■ **Required task**
Can you transcribe the data exactly? Leave the pictures out.

■ **Stored rows**
-- -- --

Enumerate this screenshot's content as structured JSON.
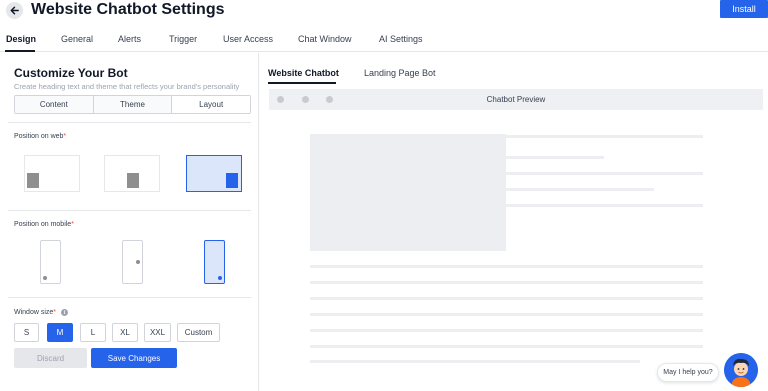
{
  "header": {
    "title": "Website Chatbot Settings",
    "install_label": "Install"
  },
  "tabs": [
    {
      "label": "Design",
      "active": true
    },
    {
      "label": "General"
    },
    {
      "label": "Alerts"
    },
    {
      "label": "Trigger"
    },
    {
      "label": "User Access"
    },
    {
      "label": "Chat Window"
    },
    {
      "label": "AI Settings"
    }
  ],
  "customize": {
    "title": "Customize Your Bot",
    "subtitle": "Create heading text and theme that reflects your brand's personality",
    "segments": [
      "Content",
      "Theme",
      "Layout"
    ],
    "selected_segment": "Layout"
  },
  "position_web": {
    "label": "Position on web",
    "required_mark": "*",
    "options": [
      "bottom-left",
      "bottom-center",
      "bottom-right"
    ],
    "selected": "bottom-right"
  },
  "position_mobile": {
    "label": "Position on mobile",
    "required_mark": "*",
    "options": [
      "bottom-left",
      "center-right",
      "bottom-right"
    ],
    "selected": "bottom-right"
  },
  "window_size": {
    "label": "Window size",
    "required_mark": "*",
    "info_glyph": "i",
    "sizes": [
      "S",
      "M",
      "L",
      "XL",
      "XXL",
      "Custom"
    ],
    "selected": "M"
  },
  "actions": {
    "discard_label": "Discard",
    "save_label": "Save Changes"
  },
  "preview": {
    "tabs": [
      {
        "label": "Website Chatbot",
        "active": true
      },
      {
        "label": "Landing Page Bot"
      }
    ],
    "bar_title": "Chatbot Preview"
  },
  "help": {
    "bubble_text": "May I help you?"
  },
  "colors": {
    "accent": "#2563eb",
    "selected_bg": "#dbe6fb",
    "placeholder": "#eceef1"
  }
}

-- -- --

■ **Answer below**
Enumerate this screenshot's content as structured JSON.
{
  "header": {
    "title": "Website Chatbot Settings",
    "install_label": "Install"
  },
  "tabs": [
    {
      "label": "Design",
      "active": true
    },
    {
      "label": "General"
    },
    {
      "label": "Alerts"
    },
    {
      "label": "Trigger"
    },
    {
      "label": "User Access"
    },
    {
      "label": "Chat Window"
    },
    {
      "label": "AI Settings"
    }
  ],
  "customize": {
    "title": "Customize Your Bot",
    "subtitle": "Create heading text and theme that reflects your brand's personality",
    "segments": [
      "Content",
      "Theme",
      "Layout"
    ],
    "selected_segment": "Layout"
  },
  "position_web": {
    "label": "Position on web",
    "required_mark": "*",
    "options": [
      "bottom-left",
      "bottom-center",
      "bottom-right"
    ],
    "selected": "bottom-right"
  },
  "position_mobile": {
    "label": "Position on mobile",
    "required_mark": "*",
    "options": [
      "bottom-left",
      "center-right",
      "bottom-right"
    ],
    "selected": "bottom-right"
  },
  "window_size": {
    "label": "Window size",
    "required_mark": "*",
    "info_glyph": "i",
    "sizes": [
      "S",
      "M",
      "L",
      "XL",
      "XXL",
      "Custom"
    ],
    "selected": "M"
  },
  "actions": {
    "discard_label": "Discard",
    "save_label": "Save Changes"
  },
  "preview": {
    "tabs": [
      {
        "label": "Website Chatbot",
        "active": true
      },
      {
        "label": "Landing Page Bot"
      }
    ],
    "bar_title": "Chatbot Preview"
  },
  "help": {
    "bubble_text": "May I help you?"
  },
  "colors": {
    "accent": "#2563eb",
    "selected_bg": "#dbe6fb",
    "placeholder": "#eceef1"
  }
}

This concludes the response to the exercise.